● **PROBLEM DESCRIPTION**: Search the material for the string "Fertility", then report how many lines hold it, with no other text.

● **EXCERPTED DATA**:
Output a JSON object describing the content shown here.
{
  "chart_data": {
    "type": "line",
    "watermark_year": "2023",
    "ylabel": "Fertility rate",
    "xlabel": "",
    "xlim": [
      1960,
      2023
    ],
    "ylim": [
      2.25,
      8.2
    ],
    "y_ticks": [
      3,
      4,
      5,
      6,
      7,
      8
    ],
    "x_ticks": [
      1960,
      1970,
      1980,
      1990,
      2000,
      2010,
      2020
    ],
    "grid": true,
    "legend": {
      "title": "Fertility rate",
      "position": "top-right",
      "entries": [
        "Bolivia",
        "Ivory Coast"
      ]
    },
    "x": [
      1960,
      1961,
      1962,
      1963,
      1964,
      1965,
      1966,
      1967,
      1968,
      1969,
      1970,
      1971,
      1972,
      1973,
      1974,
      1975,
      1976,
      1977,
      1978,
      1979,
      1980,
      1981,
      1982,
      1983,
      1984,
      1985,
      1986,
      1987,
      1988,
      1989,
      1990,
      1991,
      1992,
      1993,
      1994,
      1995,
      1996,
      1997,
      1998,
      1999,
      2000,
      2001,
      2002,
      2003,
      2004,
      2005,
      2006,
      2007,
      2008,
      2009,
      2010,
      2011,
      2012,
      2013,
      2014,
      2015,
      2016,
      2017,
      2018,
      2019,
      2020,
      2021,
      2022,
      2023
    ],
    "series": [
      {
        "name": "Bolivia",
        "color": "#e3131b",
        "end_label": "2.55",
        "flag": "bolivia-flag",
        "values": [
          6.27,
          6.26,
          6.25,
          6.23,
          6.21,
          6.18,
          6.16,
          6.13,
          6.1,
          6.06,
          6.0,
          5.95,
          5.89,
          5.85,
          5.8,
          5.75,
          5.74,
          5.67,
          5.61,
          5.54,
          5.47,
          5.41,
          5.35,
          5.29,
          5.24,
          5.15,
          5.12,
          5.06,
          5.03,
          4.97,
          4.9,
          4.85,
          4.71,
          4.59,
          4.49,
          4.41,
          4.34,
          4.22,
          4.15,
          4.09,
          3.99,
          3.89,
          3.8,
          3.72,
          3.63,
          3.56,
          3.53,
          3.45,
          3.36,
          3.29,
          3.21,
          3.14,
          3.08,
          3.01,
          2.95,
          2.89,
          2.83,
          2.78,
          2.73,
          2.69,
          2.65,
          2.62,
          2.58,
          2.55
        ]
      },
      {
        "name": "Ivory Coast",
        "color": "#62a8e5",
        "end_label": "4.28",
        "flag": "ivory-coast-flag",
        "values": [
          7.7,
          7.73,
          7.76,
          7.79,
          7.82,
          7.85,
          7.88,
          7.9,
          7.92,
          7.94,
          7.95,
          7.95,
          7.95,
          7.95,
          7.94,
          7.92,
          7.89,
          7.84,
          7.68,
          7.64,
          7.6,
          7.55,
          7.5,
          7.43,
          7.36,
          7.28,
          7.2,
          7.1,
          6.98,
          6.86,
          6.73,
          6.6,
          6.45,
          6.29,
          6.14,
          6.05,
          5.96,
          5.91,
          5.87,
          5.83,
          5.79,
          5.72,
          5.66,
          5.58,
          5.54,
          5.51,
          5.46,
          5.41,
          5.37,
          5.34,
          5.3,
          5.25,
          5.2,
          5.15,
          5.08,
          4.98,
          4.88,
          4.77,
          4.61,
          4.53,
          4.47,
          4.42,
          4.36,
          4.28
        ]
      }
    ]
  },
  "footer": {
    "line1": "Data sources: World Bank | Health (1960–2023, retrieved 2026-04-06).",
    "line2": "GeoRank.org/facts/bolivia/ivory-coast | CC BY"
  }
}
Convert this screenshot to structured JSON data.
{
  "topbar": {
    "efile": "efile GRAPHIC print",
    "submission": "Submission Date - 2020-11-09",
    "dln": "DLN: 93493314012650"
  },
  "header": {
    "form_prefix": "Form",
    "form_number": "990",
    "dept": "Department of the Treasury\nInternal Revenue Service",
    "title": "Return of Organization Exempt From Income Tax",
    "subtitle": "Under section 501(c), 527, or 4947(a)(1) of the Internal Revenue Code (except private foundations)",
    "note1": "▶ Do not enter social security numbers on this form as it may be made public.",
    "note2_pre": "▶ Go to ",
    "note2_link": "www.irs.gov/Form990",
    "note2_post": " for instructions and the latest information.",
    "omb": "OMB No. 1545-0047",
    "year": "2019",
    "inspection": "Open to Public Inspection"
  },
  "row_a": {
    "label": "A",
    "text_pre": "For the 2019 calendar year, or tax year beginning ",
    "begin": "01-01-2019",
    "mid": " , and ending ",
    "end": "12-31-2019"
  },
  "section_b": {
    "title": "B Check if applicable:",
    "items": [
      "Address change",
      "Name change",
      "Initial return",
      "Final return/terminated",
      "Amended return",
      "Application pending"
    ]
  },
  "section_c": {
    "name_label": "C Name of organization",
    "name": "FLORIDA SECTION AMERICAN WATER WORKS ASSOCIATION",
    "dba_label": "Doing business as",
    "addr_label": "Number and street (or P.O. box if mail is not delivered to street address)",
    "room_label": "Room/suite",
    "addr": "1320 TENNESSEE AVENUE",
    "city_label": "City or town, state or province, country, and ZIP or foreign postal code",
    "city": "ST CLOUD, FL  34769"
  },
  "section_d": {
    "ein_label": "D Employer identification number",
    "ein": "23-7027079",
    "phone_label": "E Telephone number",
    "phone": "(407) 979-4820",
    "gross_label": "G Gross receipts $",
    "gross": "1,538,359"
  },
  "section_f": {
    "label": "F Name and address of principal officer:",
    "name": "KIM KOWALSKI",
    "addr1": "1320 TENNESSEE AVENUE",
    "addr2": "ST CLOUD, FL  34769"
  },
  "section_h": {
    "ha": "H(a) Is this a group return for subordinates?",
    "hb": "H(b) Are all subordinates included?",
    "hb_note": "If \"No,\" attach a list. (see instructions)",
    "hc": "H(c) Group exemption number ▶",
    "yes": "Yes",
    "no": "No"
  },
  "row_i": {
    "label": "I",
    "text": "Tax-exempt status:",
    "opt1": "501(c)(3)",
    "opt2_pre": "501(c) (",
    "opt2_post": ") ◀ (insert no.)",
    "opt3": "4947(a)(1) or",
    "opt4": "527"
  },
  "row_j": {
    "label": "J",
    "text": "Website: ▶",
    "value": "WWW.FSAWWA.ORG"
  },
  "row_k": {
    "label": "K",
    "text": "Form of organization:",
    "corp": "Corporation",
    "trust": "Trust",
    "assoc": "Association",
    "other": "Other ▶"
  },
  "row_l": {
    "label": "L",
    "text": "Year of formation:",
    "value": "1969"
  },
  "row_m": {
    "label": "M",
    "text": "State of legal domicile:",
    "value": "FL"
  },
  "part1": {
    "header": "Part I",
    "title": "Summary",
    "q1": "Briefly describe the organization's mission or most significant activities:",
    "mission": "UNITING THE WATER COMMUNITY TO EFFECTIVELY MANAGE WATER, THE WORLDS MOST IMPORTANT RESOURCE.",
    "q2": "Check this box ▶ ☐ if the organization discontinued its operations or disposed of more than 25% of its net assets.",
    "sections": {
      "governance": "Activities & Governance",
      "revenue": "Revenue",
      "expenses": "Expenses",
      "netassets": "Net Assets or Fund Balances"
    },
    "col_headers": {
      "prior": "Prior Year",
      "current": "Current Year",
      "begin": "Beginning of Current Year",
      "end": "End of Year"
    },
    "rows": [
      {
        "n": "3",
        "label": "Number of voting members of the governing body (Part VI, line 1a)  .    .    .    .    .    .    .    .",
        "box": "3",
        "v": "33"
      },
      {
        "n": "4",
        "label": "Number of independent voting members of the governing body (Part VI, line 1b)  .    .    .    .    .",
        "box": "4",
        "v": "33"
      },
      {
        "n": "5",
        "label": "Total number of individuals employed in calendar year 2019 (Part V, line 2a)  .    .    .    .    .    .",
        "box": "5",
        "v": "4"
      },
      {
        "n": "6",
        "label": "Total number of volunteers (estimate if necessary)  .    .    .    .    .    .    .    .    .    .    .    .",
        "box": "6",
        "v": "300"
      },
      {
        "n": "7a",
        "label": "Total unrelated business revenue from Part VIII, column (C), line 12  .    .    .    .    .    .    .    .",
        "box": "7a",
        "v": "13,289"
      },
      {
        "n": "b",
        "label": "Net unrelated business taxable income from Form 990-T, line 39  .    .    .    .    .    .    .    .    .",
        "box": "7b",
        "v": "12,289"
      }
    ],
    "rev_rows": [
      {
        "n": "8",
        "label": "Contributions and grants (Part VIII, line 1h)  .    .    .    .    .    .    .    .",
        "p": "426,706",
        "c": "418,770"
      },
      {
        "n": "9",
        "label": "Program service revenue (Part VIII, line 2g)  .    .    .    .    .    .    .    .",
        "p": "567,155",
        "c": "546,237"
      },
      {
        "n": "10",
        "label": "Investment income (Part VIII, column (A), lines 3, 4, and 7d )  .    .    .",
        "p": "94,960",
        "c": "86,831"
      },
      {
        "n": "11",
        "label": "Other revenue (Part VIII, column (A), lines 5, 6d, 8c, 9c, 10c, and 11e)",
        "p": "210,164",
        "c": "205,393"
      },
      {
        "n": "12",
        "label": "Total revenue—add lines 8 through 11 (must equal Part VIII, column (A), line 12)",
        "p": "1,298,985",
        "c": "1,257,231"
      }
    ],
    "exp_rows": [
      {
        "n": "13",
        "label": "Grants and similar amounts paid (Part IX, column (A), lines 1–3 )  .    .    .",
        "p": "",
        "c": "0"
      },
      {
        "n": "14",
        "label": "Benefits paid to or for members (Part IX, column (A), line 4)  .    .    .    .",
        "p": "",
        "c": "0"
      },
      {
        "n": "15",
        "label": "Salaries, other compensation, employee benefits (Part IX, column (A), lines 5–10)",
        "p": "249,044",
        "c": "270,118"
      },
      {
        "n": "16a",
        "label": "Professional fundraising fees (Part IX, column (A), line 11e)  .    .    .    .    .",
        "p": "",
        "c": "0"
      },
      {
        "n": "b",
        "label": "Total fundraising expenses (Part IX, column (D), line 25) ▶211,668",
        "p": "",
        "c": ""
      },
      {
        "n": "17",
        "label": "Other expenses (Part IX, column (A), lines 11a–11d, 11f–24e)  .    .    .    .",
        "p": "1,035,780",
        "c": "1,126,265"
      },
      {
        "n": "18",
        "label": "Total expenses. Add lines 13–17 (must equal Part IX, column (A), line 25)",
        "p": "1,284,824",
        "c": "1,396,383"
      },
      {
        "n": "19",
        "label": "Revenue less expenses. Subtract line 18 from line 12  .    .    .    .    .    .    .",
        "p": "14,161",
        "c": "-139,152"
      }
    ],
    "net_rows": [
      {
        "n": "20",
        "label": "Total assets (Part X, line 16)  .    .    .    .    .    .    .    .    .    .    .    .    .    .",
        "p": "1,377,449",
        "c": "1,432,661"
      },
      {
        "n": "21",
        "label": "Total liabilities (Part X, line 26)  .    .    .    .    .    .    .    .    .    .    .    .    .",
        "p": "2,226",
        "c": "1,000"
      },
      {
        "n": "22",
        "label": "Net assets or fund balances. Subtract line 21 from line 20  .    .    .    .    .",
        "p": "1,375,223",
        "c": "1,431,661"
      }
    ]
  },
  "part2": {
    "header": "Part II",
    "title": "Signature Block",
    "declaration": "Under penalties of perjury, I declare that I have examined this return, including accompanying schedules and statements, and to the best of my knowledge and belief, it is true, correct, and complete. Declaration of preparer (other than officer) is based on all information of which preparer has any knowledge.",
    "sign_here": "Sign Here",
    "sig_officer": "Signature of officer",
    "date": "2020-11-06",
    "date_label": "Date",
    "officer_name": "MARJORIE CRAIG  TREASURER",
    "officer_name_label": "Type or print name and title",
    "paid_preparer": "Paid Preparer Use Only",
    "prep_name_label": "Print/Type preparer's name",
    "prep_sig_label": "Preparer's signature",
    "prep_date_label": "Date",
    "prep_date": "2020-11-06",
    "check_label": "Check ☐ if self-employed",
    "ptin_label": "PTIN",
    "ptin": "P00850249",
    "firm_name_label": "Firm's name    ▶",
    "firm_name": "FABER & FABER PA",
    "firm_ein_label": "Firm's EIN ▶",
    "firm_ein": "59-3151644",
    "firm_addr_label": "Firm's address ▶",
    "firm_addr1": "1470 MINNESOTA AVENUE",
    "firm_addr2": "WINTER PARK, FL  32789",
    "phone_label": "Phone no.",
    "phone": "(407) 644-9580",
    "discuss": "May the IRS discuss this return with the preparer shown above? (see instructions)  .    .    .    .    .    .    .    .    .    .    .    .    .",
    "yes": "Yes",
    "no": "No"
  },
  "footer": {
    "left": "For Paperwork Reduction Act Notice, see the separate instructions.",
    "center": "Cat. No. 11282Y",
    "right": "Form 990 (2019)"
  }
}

● **SOLVED EXERCISE**: 2